___ Recorded data

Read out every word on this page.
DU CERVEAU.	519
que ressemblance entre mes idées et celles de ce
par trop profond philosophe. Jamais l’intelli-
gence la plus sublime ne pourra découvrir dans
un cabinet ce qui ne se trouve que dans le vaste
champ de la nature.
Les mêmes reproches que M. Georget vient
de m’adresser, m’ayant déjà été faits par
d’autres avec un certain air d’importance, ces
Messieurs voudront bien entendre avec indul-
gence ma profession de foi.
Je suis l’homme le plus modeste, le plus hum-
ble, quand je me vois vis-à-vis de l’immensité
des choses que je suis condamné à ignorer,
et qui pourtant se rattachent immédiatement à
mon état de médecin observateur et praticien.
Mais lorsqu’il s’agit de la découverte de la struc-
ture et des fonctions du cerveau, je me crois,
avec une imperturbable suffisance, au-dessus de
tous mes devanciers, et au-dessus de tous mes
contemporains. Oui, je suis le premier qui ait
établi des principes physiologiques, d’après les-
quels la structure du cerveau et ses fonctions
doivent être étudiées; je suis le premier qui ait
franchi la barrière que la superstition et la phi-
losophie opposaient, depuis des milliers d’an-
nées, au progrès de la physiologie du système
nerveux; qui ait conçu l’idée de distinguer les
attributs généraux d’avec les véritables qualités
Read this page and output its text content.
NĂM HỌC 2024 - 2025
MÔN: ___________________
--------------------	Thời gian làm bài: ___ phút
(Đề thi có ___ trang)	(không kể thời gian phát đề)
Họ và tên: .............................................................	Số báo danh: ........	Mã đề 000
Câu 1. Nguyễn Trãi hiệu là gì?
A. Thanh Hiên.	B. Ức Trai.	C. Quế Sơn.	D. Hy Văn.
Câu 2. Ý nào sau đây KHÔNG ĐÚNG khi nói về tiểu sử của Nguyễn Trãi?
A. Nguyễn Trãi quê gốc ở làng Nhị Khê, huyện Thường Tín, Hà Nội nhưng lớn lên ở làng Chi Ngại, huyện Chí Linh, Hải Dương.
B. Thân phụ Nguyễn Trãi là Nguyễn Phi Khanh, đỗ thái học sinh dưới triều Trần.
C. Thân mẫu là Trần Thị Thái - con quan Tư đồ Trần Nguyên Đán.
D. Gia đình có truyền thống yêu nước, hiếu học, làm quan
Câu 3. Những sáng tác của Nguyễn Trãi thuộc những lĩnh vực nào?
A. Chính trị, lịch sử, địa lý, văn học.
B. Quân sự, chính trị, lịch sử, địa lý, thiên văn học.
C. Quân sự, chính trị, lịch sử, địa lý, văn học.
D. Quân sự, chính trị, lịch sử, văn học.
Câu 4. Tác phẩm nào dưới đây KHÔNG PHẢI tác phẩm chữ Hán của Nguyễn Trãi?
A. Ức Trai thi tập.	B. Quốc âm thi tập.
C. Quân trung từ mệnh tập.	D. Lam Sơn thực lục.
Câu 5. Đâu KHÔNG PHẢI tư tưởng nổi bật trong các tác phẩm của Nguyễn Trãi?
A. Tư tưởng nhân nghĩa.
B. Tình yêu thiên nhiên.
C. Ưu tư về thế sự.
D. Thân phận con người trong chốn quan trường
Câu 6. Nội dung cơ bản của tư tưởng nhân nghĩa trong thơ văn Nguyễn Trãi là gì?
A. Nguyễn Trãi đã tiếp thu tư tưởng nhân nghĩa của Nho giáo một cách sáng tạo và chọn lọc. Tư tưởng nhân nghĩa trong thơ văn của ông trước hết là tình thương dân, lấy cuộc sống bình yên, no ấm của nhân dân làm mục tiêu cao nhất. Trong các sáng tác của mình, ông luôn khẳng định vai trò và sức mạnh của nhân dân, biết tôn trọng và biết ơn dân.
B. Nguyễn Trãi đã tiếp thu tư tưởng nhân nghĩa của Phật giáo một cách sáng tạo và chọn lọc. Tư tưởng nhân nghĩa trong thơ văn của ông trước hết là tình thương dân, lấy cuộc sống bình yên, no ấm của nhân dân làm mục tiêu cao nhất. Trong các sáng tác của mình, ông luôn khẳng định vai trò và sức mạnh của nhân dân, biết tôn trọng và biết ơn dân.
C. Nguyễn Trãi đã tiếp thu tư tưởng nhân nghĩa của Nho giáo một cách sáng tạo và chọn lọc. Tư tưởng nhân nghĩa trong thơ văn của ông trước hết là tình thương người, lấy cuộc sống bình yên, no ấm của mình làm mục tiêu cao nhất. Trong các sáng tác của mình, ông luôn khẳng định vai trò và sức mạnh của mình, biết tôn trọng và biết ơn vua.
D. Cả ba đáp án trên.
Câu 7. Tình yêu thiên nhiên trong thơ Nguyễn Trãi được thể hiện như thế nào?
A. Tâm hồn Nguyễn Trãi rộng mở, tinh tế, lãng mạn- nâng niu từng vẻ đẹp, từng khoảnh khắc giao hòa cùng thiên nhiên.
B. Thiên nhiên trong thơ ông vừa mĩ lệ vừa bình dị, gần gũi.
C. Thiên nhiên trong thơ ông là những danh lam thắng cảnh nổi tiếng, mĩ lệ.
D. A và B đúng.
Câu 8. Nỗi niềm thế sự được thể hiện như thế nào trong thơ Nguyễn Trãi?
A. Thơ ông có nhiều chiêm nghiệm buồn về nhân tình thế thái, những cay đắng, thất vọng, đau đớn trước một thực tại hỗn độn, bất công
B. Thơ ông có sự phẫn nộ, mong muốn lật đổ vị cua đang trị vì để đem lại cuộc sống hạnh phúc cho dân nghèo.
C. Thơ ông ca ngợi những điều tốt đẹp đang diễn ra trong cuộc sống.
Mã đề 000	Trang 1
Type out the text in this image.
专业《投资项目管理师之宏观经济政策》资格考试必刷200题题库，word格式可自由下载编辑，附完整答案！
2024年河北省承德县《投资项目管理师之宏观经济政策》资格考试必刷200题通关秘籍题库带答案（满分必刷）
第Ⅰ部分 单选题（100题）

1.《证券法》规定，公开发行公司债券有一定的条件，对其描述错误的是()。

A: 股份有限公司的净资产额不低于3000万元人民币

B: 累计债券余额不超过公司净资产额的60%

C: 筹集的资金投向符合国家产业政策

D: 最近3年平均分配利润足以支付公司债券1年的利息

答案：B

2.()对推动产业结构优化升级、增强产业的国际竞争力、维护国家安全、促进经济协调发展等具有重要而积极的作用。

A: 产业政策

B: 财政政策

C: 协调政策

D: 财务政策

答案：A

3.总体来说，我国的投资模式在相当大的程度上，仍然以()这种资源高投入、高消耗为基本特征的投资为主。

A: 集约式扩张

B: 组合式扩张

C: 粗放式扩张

______

What is asked - Among the entries above, how many lines include the word "Quân"? Give the number with no comment.

Answer - 4